(Dataset excerpt)
┄┄┄┄┄┄

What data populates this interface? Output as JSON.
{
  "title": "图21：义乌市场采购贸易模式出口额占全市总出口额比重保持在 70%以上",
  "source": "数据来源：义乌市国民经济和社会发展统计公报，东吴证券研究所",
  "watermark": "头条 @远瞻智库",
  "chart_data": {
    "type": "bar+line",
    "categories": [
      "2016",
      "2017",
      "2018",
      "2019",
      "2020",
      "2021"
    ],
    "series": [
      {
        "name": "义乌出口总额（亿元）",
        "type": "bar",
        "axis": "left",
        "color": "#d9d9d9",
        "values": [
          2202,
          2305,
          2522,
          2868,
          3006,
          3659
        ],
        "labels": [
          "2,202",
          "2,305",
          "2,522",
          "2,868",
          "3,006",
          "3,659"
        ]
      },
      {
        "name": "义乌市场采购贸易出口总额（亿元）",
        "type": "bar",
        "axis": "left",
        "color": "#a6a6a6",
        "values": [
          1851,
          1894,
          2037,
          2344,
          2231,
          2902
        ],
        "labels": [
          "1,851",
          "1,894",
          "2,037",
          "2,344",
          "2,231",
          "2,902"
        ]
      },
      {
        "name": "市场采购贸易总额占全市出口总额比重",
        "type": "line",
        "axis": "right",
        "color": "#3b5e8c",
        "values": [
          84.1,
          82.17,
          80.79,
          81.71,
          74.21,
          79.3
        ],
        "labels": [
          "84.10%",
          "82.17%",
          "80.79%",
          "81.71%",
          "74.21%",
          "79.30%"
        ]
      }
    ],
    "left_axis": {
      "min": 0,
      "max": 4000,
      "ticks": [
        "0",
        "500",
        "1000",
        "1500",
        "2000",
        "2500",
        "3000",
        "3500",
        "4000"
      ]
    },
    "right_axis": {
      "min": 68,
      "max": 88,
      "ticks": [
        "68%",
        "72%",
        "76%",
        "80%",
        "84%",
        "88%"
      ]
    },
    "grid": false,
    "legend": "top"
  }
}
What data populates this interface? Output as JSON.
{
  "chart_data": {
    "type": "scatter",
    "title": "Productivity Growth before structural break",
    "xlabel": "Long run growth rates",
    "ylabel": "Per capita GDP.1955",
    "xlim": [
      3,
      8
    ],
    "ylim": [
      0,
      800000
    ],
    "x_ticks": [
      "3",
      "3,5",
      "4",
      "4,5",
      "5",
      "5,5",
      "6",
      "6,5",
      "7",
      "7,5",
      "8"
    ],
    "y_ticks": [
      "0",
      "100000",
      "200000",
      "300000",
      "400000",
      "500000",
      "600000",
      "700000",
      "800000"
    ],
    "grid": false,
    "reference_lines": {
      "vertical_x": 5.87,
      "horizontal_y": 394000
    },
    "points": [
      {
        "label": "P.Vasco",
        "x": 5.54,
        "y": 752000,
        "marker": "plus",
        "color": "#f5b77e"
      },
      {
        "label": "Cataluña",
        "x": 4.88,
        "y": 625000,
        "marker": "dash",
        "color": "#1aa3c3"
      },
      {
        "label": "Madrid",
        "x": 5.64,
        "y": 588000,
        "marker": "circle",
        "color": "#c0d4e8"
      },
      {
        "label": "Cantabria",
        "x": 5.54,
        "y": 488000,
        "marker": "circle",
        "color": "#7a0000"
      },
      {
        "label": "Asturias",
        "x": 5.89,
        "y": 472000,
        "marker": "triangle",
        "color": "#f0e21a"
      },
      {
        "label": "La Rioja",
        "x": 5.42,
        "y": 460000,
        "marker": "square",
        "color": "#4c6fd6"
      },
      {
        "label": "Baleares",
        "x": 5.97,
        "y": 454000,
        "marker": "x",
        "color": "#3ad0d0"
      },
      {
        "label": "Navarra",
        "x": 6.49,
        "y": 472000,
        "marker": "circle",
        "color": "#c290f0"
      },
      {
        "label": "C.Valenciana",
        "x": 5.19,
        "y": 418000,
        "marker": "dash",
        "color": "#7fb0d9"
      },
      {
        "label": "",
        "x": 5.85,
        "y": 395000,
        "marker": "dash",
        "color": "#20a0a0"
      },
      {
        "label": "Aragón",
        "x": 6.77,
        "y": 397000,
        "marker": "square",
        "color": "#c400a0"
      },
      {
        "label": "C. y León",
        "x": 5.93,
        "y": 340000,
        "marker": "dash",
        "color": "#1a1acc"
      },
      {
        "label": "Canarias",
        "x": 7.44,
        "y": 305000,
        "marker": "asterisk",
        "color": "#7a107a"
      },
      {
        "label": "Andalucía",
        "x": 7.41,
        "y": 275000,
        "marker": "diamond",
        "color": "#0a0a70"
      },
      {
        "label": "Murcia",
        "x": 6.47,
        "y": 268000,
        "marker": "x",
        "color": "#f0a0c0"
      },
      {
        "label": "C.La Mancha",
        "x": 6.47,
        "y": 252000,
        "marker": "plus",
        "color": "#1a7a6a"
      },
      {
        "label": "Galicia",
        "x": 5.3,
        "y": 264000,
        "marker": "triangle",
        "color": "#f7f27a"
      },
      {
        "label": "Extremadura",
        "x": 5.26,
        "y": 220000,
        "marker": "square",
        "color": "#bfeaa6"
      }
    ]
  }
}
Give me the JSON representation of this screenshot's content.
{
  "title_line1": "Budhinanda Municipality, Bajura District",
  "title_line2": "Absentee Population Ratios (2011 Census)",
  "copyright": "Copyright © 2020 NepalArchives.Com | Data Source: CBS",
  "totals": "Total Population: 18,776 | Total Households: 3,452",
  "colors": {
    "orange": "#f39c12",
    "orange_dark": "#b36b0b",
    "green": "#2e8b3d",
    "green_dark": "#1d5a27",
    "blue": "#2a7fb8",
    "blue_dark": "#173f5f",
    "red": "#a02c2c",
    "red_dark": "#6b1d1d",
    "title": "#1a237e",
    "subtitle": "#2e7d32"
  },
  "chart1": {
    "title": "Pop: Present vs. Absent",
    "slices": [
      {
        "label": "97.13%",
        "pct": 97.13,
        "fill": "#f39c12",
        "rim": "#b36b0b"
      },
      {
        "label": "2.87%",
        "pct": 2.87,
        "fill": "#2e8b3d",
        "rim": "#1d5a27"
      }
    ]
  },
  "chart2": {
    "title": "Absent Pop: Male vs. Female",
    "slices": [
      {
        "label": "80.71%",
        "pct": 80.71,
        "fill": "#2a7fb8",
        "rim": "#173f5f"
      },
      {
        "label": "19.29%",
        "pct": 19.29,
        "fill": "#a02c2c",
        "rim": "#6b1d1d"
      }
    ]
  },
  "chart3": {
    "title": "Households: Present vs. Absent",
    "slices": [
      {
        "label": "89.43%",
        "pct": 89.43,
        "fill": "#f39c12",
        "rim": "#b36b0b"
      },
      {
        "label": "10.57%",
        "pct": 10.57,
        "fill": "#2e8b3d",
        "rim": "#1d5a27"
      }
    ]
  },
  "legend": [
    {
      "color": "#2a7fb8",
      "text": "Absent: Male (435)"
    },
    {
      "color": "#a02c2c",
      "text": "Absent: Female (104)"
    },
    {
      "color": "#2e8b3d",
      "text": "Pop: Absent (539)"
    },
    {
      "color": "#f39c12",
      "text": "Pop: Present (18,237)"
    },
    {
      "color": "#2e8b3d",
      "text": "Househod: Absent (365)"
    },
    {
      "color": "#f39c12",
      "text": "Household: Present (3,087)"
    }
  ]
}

┄┄┄┄┄┄

§ STATED GOAL
Every entry must be retyped in full, exactly as given.

§ SOLVED EXERCISE
What data populates this interface? Output as JSON.
{
  "title": "图21：义乌市场采购贸易模式出口额占全市总出口额比重保持在 70%以上",
  "source": "数据来源：义乌市国民经济和社会发展统计公报，东吴证券研究所",
  "watermark": "头条 @远瞻智库",
  "chart_data": {
    "type": "bar+line",
    "categories": [
      "2016",
      "2017",
      "2018",
      "2019",
      "2020",
      "2021"
    ],
    "series": [
      {
        "name": "义乌出口总额（亿元）",
        "type": "bar",
        "axis": "left",
        "color": "#d9d9d9",
        "values": [
          2202,
          2305,
          2522,
          2868,
          3006,
          3659
        ],
        "labels": [
          "2,202",
          "2,305",
          "2,522",
          "2,868",
          "3,006",
          "3,659"
        ]
      },
      {
        "name": "义乌市场采购贸易出口总额（亿元）",
        "type": "bar",
        "axis": "left",
        "color": "#a6a6a6",
        "values": [
          1851,
          1894,
          2037,
          2344,
          2231,
          2902
        ],
        "labels": [
          "1,851",
          "1,894",
          "2,037",
          "2,344",
          "2,231",
          "2,902"
        ]
      },
      {
        "name": "市场采购贸易总额占全市出口总额比重",
        "type": "line",
        "axis": "right",
        "color": "#3b5e8c",
        "values": [
          84.1,
          82.17,
          80.79,
          81.71,
          74.21,
          79.3
        ],
        "labels": [
          "84.10%",
          "82.17%",
          "80.79%",
          "81.71%",
          "74.21%",
          "79.30%"
        ]
      }
    ],
    "left_axis": {
      "min": 0,
      "max": 4000,
      "ticks": [
        "0",
        "500",
        "1000",
        "1500",
        "2000",
        "2500",
        "3000",
        "3500",
        "4000"
      ]
    },
    "right_axis": {
      "min": 68,
      "max": 88,
      "ticks": [
        "68%",
        "72%",
        "76%",
        "80%",
        "84%",
        "88%"
      ]
    },
    "grid": false,
    "legend": "top"
  }
}
What data populates this interface? Output as JSON.
{
  "chart_data": {
    "type": "scatter",
    "title": "Productivity Growth before structural break",
    "xlabel": "Long run growth rates",
    "ylabel": "Per capita GDP.1955",
    "xlim": [
      3,
      8
    ],
    "ylim": [
      0,
      800000
    ],
    "x_ticks": [
      "3",
      "3,5",
      "4",
      "4,5",
      "5",
      "5,5",
      "6",
      "6,5",
      "7",
      "7,5",
      "8"
    ],
    "y_ticks": [
      "0",
      "100000",
      "200000",
      "300000",
      "400000",
      "500000",
      "600000",
      "700000",
      "800000"
    ],
    "grid": false,
    "reference_lines": {
      "vertical_x": 5.87,
      "horizontal_y": 394000
    },
    "points": [
      {
        "label": "P.Vasco",
        "x": 5.54,
        "y": 752000,
        "marker": "plus",
        "color": "#f5b77e"
      },
      {
        "label": "Cataluña",
        "x": 4.88,
        "y": 625000,
        "marker": "dash",
        "color": "#1aa3c3"
      },
      {
        "label": "Madrid",
        "x": 5.64,
        "y": 588000,
        "marker": "circle",
        "color": "#c0d4e8"
      },
      {
        "label": "Cantabria",
        "x": 5.54,
        "y": 488000,
        "marker": "circle",
        "color": "#7a0000"
      },
      {
        "label": "Asturias",
        "x": 5.89,
        "y": 472000,
        "marker": "triangle",
        "color": "#f0e21a"
      },
      {
        "label": "La Rioja",
        "x": 5.42,
        "y": 460000,
        "marker": "square",
        "color": "#4c6fd6"
      },
      {
        "label": "Baleares",
        "x": 5.97,
        "y": 454000,
        "marker": "x",
        "color": "#3ad0d0"
      },
      {
        "label": "Navarra",
        "x": 6.49,
        "y": 472000,
        "marker": "circle",
        "color": "#c290f0"
      },
      {
        "label": "C.Valenciana",
        "x": 5.19,
        "y": 418000,
        "marker": "dash",
        "color": "#7fb0d9"
      },
      {
        "label": "",
        "x": 5.85,
        "y": 395000,
        "marker": "dash",
        "color": "#20a0a0"
      },
      {
        "label": "Aragón",
        "x": 6.77,
        "y": 397000,
        "marker": "square",
        "color": "#c400a0"
      },
      {
        "label": "C. y León",
        "x": 5.93,
        "y": 340000,
        "marker": "dash",
        "color": "#1a1acc"
      },
      {
        "label": "Canarias",
        "x": 7.44,
        "y": 305000,
        "marker": "asterisk",
        "color": "#7a107a"
      },
      {
        "label": "Andalucía",
        "x": 7.41,
        "y": 275000,
        "marker": "diamond",
        "color": "#0a0a70"
      },
      {
        "label": "Murcia",
        "x": 6.47,
        "y": 268000,
        "marker": "x",
        "color": "#f0a0c0"
      },
      {
        "label": "C.La Mancha",
        "x": 6.47,
        "y": 252000,
        "marker": "plus",
        "color": "#1a7a6a"
      },
      {
        "label": "Galicia",
        "x": 5.3,
        "y": 264000,
        "marker": "triangle",
        "color": "#f7f27a"
      },
      {
        "label": "Extremadura",
        "x": 5.26,
        "y": 220000,
        "marker": "square",
        "color": "#bfeaa6"
      }
    ]
  }
}
Give me the JSON representation of this screenshot's content.
{
  "title_line1": "Budhinanda Municipality, Bajura District",
  "title_line2": "Absentee Population Ratios (2011 Census)",
  "copyright": "Copyright © 2020 NepalArchives.Com | Data Source: CBS",
  "totals": "Total Population: 18,776 | Total Households: 3,452",
  "colors": {
    "orange": "#f39c12",
    "orange_dark": "#b36b0b",
    "green": "#2e8b3d",
    "green_dark": "#1d5a27",
    "blue": "#2a7fb8",
    "blue_dark": "#173f5f",
    "red": "#a02c2c",
    "red_dark": "#6b1d1d",
    "title": "#1a237e",
    "subtitle": "#2e7d32"
  },
  "chart1": {
    "title": "Pop: Present vs. Absent",
    "slices": [
      {
        "label": "97.13%",
        "pct": 97.13,
        "fill": "#f39c12",
        "rim": "#b36b0b"
      },
      {
        "label": "2.87%",
        "pct": 2.87,
        "fill": "#2e8b3d",
        "rim": "#1d5a27"
      }
    ]
  },
  "chart2": {
    "title": "Absent Pop: Male vs. Female",
    "slices": [
      {
        "label": "80.71%",
        "pct": 80.71,
        "fill": "#2a7fb8",
        "rim": "#173f5f"
      },
      {
        "label": "19.29%",
        "pct": 19.29,
        "fill": "#a02c2c",
        "rim": "#6b1d1d"
      }
    ]
  },
  "chart3": {
    "title": "Households: Present vs. Absent",
    "slices": [
      {
        "label": "89.43%",
        "pct": 89.43,
        "fill": "#f39c12",
        "rim": "#b36b0b"
      },
      {
        "label": "10.57%",
        "pct": 10.57,
        "fill": "#2e8b3d",
        "rim": "#1d5a27"
      }
    ]
  },
  "legend": [
    {
      "color": "#2a7fb8",
      "text": "Absent: Male (435)"
    },
    {
      "color": "#a02c2c",
      "text": "Absent: Female (104)"
    },
    {
      "color": "#2e8b3d",
      "text": "Pop: Absent (539)"
    },
    {
      "color": "#f39c12",
      "text": "Pop: Present (18,237)"
    },
    {
      "color": "#2e8b3d",
      "text": "Househod: Absent (365)"
    },
    {
      "color": "#f39c12",
      "text": "Household: Present (3,087)"
    }
  ]
}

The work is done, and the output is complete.